What to produce: From the listing below, extract every line containing "Spectrogram".

◆ ◆ ◆ ◆ ◆ ◆ ◆

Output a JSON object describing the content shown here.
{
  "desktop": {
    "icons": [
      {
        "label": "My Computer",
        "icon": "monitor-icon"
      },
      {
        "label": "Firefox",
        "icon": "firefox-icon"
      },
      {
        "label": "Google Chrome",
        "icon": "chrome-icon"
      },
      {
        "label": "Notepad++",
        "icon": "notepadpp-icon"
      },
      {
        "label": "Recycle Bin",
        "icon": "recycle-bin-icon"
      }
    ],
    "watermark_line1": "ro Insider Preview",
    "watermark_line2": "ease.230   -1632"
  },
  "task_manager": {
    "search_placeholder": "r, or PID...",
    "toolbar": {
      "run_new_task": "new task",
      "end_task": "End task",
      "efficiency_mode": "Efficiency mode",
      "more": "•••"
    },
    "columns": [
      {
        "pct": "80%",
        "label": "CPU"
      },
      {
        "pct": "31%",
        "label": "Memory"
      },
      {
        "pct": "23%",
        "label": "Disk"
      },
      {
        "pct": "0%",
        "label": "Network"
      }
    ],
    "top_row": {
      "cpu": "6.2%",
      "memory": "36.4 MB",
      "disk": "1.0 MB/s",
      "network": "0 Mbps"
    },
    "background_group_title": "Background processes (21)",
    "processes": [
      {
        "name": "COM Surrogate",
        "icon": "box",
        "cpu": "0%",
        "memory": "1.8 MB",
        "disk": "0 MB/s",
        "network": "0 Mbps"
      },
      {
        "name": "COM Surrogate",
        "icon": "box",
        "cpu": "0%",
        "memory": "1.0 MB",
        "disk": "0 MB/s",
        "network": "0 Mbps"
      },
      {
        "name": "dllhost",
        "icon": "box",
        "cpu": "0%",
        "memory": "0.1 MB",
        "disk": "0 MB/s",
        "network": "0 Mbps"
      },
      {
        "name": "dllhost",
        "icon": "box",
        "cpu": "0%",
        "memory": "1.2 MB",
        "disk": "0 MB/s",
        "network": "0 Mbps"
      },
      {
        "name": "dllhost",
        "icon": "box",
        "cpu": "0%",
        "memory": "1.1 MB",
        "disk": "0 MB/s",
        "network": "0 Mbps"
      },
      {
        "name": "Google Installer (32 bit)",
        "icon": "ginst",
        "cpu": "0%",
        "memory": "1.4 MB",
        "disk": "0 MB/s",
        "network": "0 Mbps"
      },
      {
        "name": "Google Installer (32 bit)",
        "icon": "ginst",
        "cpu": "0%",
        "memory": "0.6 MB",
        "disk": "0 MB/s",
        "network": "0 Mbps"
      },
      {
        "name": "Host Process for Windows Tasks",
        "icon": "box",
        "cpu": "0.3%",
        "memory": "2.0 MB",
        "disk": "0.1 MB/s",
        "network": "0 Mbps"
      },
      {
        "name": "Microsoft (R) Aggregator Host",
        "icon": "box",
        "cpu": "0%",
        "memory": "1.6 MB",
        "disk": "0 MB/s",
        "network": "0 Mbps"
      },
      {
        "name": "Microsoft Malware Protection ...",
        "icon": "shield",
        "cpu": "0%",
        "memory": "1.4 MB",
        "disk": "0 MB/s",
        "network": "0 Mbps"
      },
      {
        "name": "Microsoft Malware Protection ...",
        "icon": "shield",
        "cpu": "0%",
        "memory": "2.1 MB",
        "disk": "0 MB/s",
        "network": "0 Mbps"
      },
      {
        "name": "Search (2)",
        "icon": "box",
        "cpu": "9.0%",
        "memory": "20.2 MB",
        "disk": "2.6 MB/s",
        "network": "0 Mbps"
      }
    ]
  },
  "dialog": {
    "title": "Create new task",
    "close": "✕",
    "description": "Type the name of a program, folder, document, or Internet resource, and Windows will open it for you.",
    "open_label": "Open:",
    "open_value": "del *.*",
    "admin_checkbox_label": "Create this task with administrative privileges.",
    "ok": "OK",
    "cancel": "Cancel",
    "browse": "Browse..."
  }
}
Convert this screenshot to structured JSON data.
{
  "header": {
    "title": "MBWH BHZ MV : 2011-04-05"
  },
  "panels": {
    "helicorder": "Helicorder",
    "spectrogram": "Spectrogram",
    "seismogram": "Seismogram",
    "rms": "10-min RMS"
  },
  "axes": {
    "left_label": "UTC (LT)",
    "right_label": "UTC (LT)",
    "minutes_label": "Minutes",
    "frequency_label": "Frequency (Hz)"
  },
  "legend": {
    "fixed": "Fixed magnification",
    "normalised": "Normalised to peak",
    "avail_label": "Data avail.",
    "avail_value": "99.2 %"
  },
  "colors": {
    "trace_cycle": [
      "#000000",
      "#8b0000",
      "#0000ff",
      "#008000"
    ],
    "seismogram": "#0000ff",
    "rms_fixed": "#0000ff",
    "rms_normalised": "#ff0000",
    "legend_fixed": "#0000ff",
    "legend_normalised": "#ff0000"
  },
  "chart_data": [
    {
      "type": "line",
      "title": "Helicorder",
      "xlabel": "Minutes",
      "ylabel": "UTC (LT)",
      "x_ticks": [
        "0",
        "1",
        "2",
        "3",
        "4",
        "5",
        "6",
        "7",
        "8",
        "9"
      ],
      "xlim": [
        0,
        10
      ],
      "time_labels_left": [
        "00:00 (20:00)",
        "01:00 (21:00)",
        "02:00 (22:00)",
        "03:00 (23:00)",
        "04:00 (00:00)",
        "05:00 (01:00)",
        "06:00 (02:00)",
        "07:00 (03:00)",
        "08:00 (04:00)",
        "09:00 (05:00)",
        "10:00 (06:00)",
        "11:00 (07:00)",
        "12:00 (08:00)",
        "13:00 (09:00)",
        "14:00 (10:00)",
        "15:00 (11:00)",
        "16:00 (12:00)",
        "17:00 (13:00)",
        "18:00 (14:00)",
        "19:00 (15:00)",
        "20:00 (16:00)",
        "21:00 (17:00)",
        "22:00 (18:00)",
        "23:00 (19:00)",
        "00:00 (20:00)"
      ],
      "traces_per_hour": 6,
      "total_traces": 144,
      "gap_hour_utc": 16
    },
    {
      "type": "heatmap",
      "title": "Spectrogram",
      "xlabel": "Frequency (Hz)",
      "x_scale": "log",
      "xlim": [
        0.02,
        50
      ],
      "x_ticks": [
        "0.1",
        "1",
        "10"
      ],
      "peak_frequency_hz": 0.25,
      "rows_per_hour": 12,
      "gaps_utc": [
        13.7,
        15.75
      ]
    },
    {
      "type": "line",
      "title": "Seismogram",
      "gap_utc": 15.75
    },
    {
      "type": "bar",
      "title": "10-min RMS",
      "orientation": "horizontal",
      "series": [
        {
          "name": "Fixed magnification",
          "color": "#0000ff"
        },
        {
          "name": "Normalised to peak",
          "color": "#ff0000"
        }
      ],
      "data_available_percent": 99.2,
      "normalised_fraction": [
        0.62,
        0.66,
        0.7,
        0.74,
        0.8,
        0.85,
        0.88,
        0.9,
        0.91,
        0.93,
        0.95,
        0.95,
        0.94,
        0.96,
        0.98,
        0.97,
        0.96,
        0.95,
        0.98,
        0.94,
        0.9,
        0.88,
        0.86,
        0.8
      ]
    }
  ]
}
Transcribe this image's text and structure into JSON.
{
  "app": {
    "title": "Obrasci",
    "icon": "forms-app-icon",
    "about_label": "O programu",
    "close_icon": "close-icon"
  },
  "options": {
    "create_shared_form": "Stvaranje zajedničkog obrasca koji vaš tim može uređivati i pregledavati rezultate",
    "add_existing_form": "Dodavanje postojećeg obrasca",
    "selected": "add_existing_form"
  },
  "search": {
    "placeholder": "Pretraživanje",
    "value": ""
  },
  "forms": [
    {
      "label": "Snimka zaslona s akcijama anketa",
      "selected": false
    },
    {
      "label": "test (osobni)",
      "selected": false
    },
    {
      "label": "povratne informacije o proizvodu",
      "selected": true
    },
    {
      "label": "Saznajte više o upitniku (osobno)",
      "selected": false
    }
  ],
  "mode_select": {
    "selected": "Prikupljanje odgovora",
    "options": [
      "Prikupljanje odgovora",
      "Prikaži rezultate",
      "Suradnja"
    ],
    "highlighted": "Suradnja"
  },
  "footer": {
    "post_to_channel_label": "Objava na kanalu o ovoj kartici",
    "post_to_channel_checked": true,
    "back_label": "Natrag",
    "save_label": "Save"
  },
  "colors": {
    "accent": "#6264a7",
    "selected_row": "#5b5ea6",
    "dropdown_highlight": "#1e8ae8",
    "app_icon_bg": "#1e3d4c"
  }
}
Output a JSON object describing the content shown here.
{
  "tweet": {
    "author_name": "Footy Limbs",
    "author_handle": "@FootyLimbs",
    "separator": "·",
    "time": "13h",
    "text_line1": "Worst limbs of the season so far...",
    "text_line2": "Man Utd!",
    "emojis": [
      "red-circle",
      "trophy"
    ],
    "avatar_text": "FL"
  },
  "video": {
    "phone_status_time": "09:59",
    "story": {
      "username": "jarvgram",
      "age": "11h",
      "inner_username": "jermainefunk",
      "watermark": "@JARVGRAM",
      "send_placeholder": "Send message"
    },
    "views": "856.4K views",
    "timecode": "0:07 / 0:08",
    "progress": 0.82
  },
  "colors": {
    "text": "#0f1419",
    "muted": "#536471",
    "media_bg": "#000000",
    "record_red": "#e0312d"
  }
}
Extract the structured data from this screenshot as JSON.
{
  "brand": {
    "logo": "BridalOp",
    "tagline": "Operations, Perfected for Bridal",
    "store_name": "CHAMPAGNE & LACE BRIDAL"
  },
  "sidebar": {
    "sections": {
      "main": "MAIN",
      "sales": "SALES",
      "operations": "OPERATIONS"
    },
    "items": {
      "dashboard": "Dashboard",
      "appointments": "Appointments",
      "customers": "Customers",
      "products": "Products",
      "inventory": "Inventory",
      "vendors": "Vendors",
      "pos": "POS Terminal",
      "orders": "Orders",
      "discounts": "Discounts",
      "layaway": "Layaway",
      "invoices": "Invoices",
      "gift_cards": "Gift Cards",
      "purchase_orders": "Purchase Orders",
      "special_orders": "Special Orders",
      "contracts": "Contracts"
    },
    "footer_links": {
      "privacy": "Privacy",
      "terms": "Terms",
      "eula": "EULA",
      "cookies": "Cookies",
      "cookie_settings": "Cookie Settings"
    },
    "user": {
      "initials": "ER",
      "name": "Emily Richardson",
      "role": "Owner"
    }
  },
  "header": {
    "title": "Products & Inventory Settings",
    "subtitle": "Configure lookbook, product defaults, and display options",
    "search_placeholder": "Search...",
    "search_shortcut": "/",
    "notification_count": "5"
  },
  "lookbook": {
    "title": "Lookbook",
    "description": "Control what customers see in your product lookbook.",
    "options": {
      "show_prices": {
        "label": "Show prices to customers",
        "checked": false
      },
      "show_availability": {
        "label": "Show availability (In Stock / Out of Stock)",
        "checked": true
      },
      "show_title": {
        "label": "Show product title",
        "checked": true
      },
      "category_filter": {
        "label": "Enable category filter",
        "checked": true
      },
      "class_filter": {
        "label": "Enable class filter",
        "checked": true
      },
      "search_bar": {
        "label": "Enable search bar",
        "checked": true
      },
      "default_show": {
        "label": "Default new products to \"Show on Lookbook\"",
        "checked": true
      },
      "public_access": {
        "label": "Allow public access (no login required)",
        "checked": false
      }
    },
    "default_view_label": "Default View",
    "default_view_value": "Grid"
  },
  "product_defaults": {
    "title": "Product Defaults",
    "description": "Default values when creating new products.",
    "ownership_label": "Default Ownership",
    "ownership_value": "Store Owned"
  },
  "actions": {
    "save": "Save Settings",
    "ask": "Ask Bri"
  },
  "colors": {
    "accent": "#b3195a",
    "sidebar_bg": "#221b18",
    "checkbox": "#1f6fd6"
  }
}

◆ ◆ ◆ ◆ ◆ ◆ ◆

Expected output:
    "spectrogram": "Spectrogram",
      "title": "Spectrogram",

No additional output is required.